[Structured figure records]
▼

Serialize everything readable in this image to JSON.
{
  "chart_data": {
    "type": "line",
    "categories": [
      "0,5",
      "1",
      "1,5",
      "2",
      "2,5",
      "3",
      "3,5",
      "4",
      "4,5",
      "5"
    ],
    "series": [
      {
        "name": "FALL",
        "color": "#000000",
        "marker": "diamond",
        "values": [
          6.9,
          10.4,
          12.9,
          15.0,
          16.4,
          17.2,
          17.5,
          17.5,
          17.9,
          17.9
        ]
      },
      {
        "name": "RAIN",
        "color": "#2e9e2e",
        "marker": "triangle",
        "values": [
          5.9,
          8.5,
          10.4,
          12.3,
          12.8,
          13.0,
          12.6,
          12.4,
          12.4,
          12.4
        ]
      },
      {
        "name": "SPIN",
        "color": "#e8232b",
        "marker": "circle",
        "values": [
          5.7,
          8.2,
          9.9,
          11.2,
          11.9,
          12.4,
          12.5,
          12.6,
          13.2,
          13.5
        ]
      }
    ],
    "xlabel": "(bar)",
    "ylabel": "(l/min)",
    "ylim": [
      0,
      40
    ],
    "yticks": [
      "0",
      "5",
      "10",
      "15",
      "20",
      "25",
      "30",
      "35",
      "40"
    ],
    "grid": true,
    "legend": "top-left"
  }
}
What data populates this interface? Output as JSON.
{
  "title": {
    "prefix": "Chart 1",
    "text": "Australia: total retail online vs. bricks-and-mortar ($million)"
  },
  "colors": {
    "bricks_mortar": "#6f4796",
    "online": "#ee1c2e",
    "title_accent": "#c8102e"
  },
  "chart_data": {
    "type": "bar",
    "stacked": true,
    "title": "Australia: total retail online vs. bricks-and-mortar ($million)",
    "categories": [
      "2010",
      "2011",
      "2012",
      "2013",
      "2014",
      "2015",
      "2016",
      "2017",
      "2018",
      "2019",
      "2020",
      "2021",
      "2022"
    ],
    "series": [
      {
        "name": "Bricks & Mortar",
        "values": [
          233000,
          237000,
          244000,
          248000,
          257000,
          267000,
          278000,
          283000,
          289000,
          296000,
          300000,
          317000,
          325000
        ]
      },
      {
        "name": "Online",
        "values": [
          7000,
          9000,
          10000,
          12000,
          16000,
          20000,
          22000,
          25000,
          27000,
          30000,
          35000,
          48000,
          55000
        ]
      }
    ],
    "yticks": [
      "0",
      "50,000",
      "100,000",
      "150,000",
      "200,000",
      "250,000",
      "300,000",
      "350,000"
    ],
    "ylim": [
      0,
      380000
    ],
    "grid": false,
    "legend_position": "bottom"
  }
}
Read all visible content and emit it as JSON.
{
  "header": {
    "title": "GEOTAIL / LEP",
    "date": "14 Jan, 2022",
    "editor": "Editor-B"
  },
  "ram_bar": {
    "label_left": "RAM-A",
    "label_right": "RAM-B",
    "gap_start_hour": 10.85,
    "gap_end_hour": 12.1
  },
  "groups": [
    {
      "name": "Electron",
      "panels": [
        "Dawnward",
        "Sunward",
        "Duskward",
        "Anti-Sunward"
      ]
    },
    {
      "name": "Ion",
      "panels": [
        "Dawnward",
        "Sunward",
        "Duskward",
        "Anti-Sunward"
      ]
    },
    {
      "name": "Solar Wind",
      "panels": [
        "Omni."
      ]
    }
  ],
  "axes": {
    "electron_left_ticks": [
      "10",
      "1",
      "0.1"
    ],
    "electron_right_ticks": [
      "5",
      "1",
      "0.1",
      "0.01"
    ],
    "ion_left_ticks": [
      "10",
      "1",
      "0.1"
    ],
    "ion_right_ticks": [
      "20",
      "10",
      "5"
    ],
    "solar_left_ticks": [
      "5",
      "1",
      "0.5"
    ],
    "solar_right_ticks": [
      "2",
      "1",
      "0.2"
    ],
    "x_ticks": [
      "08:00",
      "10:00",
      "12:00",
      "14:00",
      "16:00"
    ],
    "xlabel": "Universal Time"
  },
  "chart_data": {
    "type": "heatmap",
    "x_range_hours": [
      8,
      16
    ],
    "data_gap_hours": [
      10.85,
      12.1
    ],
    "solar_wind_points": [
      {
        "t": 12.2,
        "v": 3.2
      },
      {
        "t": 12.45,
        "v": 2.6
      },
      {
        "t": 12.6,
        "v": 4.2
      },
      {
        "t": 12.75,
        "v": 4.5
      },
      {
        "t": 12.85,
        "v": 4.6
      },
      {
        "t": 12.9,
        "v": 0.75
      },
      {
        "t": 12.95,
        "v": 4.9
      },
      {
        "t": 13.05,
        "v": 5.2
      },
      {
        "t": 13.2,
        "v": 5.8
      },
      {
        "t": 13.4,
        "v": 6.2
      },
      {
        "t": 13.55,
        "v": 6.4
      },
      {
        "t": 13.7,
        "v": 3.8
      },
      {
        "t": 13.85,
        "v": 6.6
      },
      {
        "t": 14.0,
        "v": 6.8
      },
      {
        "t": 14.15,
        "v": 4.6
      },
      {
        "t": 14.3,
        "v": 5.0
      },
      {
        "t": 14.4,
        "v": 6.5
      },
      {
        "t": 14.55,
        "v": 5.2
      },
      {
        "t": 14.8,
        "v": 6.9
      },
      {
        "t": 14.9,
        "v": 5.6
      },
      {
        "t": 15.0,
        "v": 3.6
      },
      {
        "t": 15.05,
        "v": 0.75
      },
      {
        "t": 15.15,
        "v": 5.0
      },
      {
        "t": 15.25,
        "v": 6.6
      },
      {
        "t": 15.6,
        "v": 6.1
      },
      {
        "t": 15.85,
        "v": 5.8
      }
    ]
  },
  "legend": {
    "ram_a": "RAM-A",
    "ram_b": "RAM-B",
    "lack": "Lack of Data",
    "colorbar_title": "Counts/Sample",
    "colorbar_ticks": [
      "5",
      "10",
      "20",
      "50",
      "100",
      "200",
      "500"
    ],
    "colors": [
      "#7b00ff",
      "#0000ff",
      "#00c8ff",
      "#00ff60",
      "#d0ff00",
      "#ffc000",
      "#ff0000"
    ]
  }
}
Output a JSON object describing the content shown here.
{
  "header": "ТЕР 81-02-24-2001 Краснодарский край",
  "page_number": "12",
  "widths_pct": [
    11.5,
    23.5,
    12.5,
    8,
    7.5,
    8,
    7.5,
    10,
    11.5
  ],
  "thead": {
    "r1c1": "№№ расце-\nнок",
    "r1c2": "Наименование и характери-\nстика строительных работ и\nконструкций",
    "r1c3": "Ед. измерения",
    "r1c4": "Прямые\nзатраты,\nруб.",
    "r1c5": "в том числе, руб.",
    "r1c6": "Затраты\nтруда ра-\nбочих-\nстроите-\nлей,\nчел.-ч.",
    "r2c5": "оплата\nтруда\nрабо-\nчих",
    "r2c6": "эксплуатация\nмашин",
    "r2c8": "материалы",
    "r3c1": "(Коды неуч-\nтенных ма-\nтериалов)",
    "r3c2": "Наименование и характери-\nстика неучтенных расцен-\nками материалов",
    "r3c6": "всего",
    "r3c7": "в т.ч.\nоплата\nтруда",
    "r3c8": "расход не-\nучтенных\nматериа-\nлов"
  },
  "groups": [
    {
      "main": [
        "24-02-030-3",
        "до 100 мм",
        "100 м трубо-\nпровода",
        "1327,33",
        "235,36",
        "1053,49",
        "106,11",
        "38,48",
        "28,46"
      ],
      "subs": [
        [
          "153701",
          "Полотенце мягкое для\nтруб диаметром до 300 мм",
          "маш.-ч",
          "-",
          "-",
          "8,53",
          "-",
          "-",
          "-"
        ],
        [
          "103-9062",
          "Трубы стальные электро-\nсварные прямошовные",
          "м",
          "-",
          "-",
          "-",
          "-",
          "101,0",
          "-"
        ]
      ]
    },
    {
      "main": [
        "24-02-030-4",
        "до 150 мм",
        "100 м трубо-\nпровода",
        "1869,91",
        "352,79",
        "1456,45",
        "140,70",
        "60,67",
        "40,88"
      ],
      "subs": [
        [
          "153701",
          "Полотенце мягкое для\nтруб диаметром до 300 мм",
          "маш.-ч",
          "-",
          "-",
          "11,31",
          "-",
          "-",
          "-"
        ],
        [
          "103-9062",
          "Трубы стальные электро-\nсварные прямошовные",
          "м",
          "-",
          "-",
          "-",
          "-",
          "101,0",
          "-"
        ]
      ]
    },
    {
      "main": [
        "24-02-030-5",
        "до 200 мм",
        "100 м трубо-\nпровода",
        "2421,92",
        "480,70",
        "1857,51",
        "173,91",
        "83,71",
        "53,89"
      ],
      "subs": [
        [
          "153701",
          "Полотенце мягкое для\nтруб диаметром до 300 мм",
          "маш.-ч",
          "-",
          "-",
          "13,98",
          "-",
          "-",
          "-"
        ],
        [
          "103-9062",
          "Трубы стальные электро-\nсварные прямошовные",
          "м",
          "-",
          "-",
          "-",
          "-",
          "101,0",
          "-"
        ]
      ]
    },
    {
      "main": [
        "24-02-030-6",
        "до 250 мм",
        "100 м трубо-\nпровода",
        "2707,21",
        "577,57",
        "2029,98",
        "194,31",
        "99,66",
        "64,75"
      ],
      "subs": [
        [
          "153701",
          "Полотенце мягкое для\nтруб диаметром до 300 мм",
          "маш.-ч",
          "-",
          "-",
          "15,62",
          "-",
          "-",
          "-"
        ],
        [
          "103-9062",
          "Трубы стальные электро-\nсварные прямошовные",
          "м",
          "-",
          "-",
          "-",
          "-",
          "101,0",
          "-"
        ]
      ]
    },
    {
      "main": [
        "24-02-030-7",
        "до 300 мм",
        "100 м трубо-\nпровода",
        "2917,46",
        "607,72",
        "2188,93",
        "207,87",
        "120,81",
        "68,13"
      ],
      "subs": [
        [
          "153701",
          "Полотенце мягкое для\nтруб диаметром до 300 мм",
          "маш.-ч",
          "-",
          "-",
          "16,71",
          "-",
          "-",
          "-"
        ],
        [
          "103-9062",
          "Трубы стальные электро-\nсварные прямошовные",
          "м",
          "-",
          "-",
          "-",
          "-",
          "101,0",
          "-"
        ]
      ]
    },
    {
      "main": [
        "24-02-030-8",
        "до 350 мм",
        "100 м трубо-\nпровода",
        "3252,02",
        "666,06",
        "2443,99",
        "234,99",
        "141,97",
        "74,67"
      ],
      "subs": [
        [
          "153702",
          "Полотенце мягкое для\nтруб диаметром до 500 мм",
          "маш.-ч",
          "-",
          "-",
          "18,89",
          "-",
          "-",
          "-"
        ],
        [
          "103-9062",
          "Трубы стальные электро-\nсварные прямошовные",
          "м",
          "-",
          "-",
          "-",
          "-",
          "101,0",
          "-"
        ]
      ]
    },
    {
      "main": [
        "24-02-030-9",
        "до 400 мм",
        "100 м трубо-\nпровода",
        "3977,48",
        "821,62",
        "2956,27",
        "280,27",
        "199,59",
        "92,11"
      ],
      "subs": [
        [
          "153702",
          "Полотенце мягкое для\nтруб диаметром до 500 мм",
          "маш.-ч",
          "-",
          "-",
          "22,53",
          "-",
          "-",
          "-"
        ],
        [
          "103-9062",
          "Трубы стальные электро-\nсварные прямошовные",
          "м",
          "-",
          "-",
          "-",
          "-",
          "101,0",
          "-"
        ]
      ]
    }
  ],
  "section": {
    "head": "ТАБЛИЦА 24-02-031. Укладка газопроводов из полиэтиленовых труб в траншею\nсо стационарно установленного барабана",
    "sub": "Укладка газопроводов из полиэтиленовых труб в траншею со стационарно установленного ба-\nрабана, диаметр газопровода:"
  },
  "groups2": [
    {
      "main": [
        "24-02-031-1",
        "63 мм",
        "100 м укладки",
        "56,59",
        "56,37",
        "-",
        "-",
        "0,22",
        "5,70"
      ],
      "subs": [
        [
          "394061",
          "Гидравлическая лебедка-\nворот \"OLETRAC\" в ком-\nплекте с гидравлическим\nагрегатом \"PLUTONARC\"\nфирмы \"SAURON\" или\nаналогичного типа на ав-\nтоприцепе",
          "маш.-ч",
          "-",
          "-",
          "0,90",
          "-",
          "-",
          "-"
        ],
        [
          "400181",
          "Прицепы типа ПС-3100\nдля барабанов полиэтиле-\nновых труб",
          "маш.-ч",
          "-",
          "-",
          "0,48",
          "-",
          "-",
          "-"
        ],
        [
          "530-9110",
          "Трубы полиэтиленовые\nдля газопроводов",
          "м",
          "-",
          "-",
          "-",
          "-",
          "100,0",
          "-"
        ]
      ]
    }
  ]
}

▲

§ **WHAT THE EXERCISE ASKS**
Looking at the records above, work out how many lines include the string "nстика". Give the number and nothing else.

§ **FULL RESPONSE**
2